*Stated goal*
Restate each of the lines below word for word and drop every picture.
- - - -
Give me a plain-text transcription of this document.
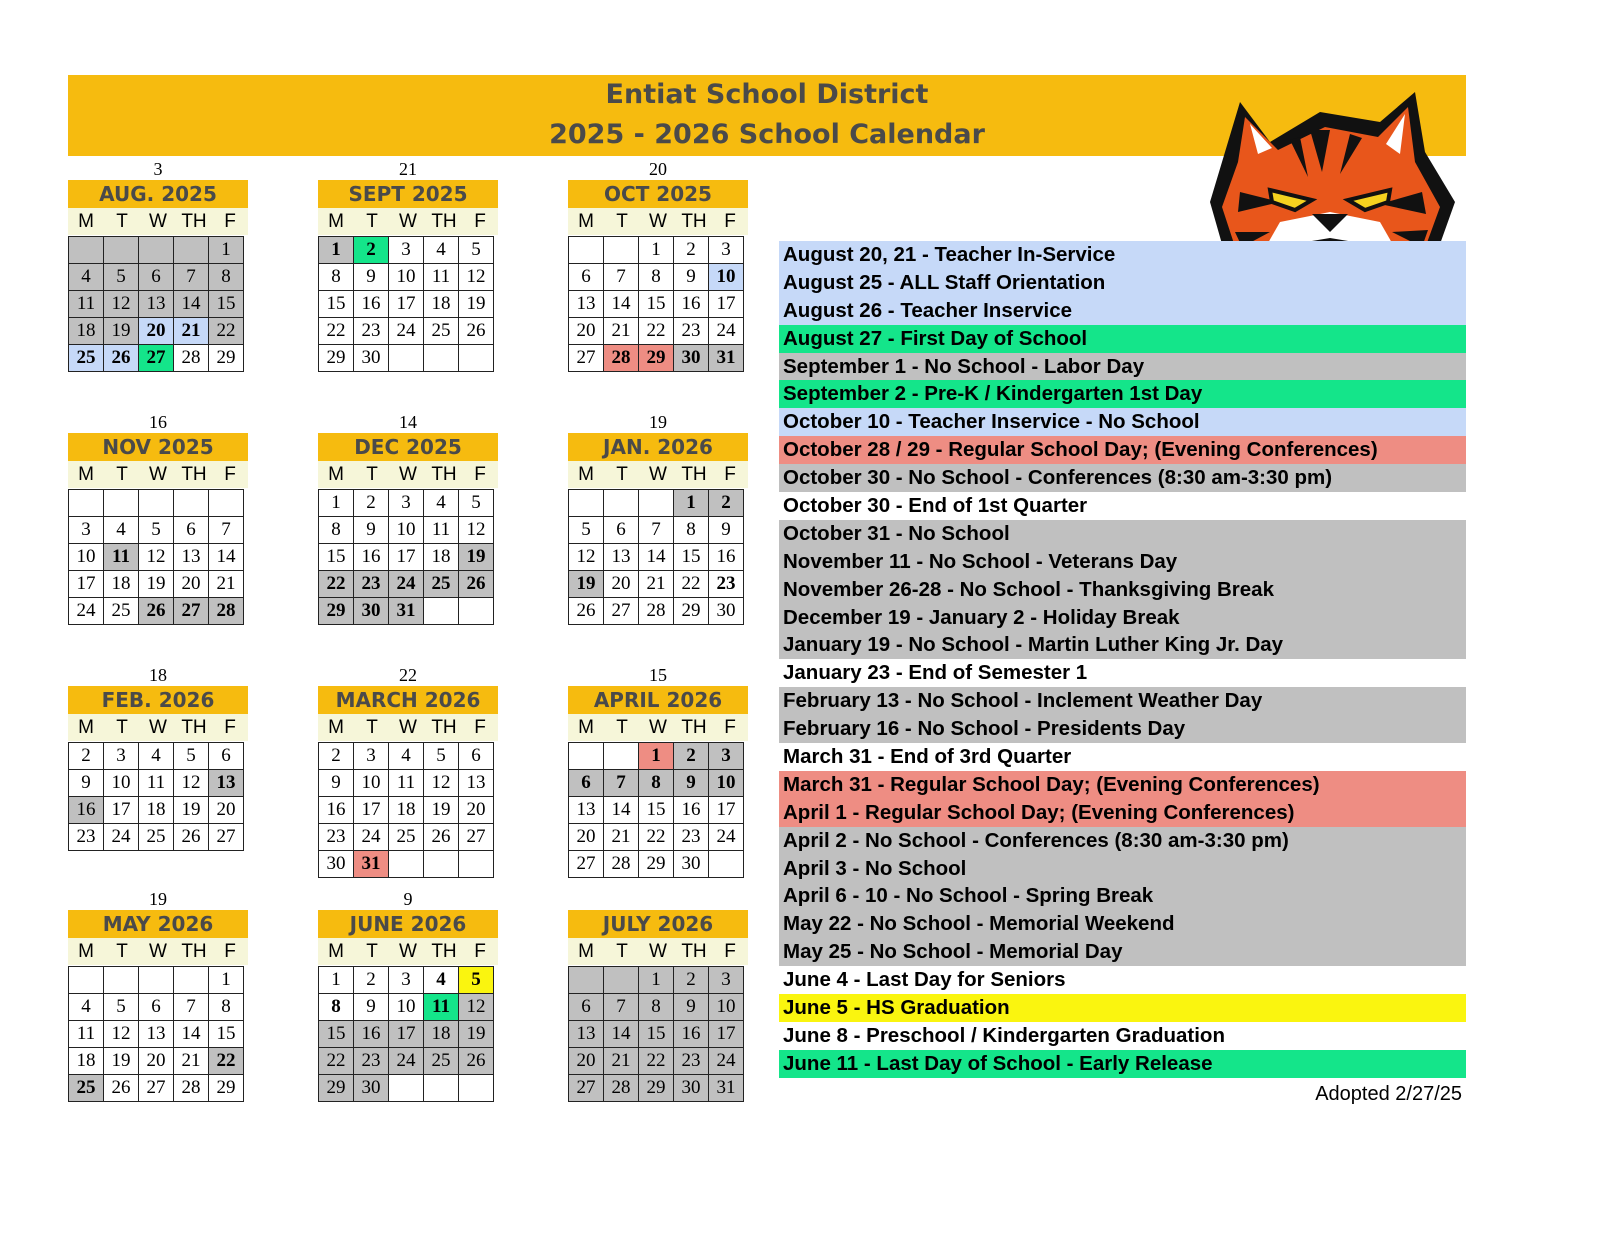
Entiat School District
2025 - 2026 School Calendar
3
AUG. 2025
M	T	W TH F
				1
4	5	6	7	8
11	12	13	14	15
18	19	20	21	22
25	26	27	28	29
21
SEPT 2025
M	T	W TH F
1	2	3	4	5
8	9	10	11	12
15	16	17	18	19
22	23	24	25	26
29	30			
20
OCT 2025
M	T	W TH F
		1	2	3
6	7	8	9	10
13	14	15	16	17
20	21	22	23	24
27	28	29	30	31
16
NOV 2025
M	T	W TH F

3	4	5	6	7
10	11	12	13	14
17	18	19	20	21
24	25	26	27	28
14
DEC 2025
M	T	W TH F
1	2	3	4	5
8	9	10	11	12
15	16	17	18	19
22	23	24	25	26
29	30	31		
19
JAN. 2026
M	T	W TH F
			1	2
5	6	7	8	9
12	13	14	15	16
19	20	21	22	23
26	27	28	29	30
18
FEB. 2026
M	T	W TH F
2	3	4	5	6
9	10	11	12	13
16	17	18	19	20
23	24	25	26	27
22
MARCH 2026
M	T	W TH F
2	3	4	5	6
9	10	11	12	13
16	17	18	19	20
23	24	25	26	27
30	31			
15
APRIL 2026
M	T	W TH F
		1	2	3
6	7	8	9	10
13	14	15	16	17
20	21	22	23	24
27	28	29	30	
19
MAY 2026
M	T	W TH F
				1
4	5	6	7	8
11	12	13	14	15
18	19	20	21	22
25	26	27	28	29
9
JUNE 2026
M	T	W TH F
1	2	3	4	5
8	9	10	11	12
15	16	17	18	19
22	23	24	25	26
29	30			
JULY 2026
M	T	W TH F
		1	2	3
6	7	8	9	10
13	14	15	16	17
20	21	22	23	24
27	28	29	30	31
August 20, 21 - Teacher In-Service
August 25 - ALL Staff Orientation
August 26 - Teacher Inservice
August 27 - First Day of School
September 1 - No School - Labor Day
September 2 - Pre-K / Kindergarten 1st Day
October 10 - Teacher Inservice - No School
October 28 / 29 - Regular School Day; (Evening Conferences)
October 30 - No School - Conferences (8:30 am-3:30 pm)
October 30 - End of 1st Quarter
October 31 - No School
November 11 - No School - Veterans Day
November 26-28 - No School - Thanksgiving Break
December 19 - January 2 - Holiday Break
January 19 - No School - Martin Luther King Jr. Day
January 23 - End of Semester 1
February 13 - No School - Inclement Weather Day
February 16 - No School - Presidents Day
March 31 - End of 3rd Quarter
March 31 - Regular School Day; (Evening Conferences)
April 1 - Regular School Day; (Evening Conferences)
April 2 - No School - Conferences (8:30 am-3:30 pm)
April 3 - No School
April 6 - 10 - No School - Spring Break
May 22 - No School - Memorial Weekend
May 25 - No School - Memorial Day
June 4 - Last Day for Seniors
June 5 - HS Graduation
June 8 - Preschool / Kindergarten Graduation
June 11 - Last Day of School - Early Release
Adopted 2/27/25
- - - -
*Output below*
Give me a plain-text transcription of this document.
Entiat School District
2025 - 2026 School Calendar
3
AUG. 2025
M	T	W TH F
				1
4	5	6	7	8
11	12	13	14	15
18	19	20	21	22
25	26	27	28	29
21
SEPT 2025
M	T	W TH F
1	2	3	4	5
8	9	10	11	12
15	16	17	18	19
22	23	24	25	26
29	30			
20
OCT 2025
M	T	W TH F
		1	2	3
6	7	8	9	10
13	14	15	16	17
20	21	22	23	24
27	28	29	30	31
16
NOV 2025
M	T	W TH F

3	4	5	6	7
10	11	12	13	14
17	18	19	20	21
24	25	26	27	28
14
DEC 2025
M	T	W TH F
1	2	3	4	5
8	9	10	11	12
15	16	17	18	19
22	23	24	25	26
29	30	31		
19
JAN. 2026
M	T	W TH F
			1	2
5	6	7	8	9
12	13	14	15	16
19	20	21	22	23
26	27	28	29	30
18
FEB. 2026
M	T	W TH F
2	3	4	5	6
9	10	11	12	13
16	17	18	19	20
23	24	25	26	27
22
MARCH 2026
M	T	W TH F
2	3	4	5	6
9	10	11	12	13
16	17	18	19	20
23	24	25	26	27
30	31			
15
APRIL 2026
M	T	W TH F
		1	2	3
6	7	8	9	10
13	14	15	16	17
20	21	22	23	24
27	28	29	30	
19
MAY 2026
M	T	W TH F
				1
4	5	6	7	8
11	12	13	14	15
18	19	20	21	22
25	26	27	28	29
9
JUNE 2026
M	T	W TH F
1	2	3	4	5
8	9	10	11	12
15	16	17	18	19
22	23	24	25	26
29	30			
JULY 2026
M	T	W TH F
		1	2	3
6	7	8	9	10
13	14	15	16	17
20	21	22	23	24
27	28	29	30	31
August 20, 21 - Teacher In-Service
August 25 - ALL Staff Orientation
August 26 - Teacher Inservice
August 27 - First Day of School
September 1 - No School - Labor Day
September 2 - Pre-K / Kindergarten 1st Day
October 10 - Teacher Inservice - No School
October 28 / 29 - Regular School Day; (Evening Conferences)
October 30 - No School - Conferences (8:30 am-3:30 pm)
October 30 - End of 1st Quarter
October 31 - No School
November 11 - No School - Veterans Day
November 26-28 - No School - Thanksgiving Break
December 19 - January 2 - Holiday Break
January 19 - No School - Martin Luther King Jr. Day
January 23 - End of Semester 1
February 13 - No School - Inclement Weather Day
February 16 - No School - Presidents Day
March 31 - End of 3rd Quarter
March 31 - Regular School Day; (Evening Conferences)
April 1 - Regular School Day; (Evening Conferences)
April 2 - No School - Conferences (8:30 am-3:30 pm)
April 3 - No School
April 6 - 10 - No School - Spring Break
May 22 - No School - Memorial Weekend
May 25 - No School - Memorial Day
June 4 - Last Day for Seniors
June 5 - HS Graduation
June 8 - Preschool / Kindergarten Graduation
June 11 - Last Day of School - Early Release
Adopted 2/27/25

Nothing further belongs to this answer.